[begin SOURCE DATA]

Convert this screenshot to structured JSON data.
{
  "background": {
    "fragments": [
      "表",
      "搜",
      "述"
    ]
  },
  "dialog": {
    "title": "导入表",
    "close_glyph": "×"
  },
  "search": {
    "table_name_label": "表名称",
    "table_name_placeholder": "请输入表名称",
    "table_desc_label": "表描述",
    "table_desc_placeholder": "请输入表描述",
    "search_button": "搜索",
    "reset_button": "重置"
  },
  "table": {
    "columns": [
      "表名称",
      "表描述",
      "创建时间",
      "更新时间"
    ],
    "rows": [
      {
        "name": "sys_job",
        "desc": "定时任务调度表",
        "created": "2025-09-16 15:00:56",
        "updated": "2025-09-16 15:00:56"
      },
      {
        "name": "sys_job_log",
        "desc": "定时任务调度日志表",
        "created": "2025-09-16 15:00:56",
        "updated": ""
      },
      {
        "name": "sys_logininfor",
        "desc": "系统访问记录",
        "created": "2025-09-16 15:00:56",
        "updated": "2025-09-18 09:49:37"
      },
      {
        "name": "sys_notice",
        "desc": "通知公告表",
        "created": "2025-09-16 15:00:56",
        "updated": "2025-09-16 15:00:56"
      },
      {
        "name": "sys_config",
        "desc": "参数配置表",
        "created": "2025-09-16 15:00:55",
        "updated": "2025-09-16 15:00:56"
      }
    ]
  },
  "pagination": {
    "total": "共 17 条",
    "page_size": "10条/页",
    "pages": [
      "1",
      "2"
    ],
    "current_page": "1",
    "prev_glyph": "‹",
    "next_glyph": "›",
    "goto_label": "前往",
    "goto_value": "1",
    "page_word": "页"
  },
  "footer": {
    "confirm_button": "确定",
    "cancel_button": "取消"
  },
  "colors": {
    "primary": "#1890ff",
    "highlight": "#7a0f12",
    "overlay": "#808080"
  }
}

[end SOURCE DATA]
[begin SOURCE DATA]

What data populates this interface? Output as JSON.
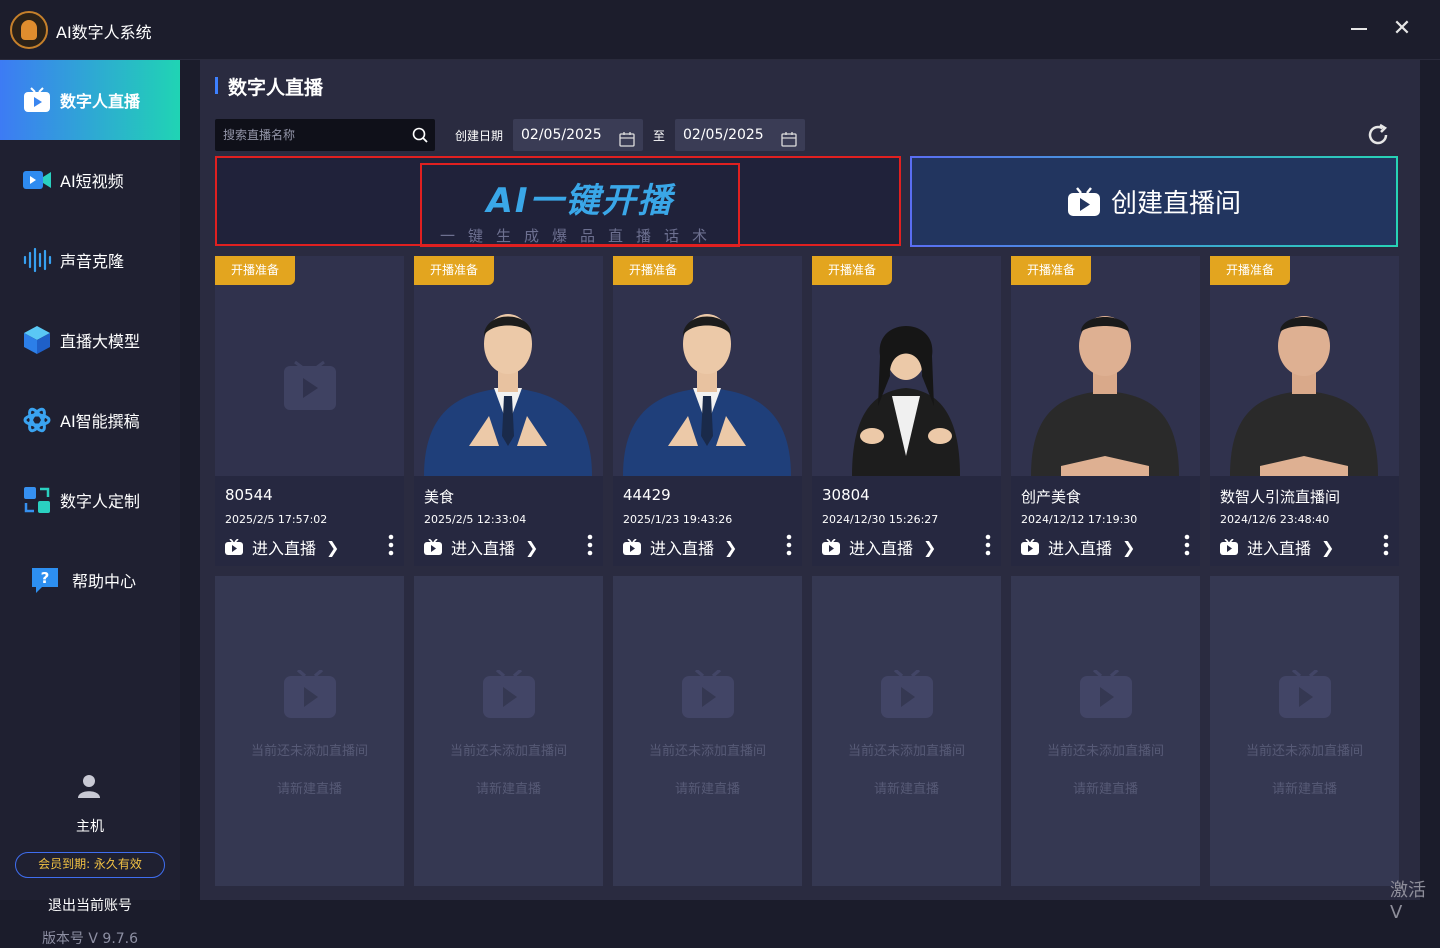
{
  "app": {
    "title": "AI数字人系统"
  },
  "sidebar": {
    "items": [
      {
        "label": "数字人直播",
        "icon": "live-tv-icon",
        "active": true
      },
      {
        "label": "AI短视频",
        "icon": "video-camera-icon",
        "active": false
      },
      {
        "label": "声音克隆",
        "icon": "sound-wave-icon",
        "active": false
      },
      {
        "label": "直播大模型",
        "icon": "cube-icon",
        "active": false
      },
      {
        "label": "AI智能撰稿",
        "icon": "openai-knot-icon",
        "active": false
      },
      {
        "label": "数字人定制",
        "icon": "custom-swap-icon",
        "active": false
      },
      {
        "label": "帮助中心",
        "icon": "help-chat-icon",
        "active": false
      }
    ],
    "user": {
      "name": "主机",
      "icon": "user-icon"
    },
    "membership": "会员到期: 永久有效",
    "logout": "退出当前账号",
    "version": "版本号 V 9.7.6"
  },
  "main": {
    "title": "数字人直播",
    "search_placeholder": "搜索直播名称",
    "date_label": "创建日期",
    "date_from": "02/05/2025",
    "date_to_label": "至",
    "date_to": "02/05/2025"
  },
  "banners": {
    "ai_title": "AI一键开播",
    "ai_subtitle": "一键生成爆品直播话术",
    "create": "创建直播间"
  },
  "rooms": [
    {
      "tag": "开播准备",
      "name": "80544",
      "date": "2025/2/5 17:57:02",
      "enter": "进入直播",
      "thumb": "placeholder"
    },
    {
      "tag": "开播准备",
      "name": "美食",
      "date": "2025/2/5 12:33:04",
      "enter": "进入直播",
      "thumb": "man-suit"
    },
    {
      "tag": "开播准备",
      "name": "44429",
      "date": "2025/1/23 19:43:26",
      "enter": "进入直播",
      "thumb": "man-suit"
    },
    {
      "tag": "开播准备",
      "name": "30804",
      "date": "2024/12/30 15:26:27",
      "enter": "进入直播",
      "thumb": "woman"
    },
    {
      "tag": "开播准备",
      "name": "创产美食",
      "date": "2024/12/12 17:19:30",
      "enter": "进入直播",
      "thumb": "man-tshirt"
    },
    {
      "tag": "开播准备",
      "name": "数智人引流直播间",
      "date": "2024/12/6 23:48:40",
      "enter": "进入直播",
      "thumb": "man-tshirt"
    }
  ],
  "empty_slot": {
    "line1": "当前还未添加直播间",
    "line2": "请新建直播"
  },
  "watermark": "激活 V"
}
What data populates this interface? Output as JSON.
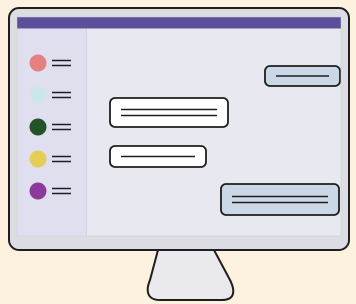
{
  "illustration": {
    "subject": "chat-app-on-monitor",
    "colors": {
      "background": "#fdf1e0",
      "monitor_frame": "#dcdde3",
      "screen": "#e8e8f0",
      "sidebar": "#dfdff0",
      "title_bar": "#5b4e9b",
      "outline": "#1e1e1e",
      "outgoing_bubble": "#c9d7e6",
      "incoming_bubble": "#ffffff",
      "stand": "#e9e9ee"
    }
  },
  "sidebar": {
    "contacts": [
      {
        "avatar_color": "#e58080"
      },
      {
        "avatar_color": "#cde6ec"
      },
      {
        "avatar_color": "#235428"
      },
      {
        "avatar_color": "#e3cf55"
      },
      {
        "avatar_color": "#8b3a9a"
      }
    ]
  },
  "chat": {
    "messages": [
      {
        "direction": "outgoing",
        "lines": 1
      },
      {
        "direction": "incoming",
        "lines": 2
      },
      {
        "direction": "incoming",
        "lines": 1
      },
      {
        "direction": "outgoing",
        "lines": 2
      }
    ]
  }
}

[end SOURCE DATA]

WHAT YOU NEED TO DO → Give only the number of lines above that hold the string "icon".

COMPLETE OUTPUT → 8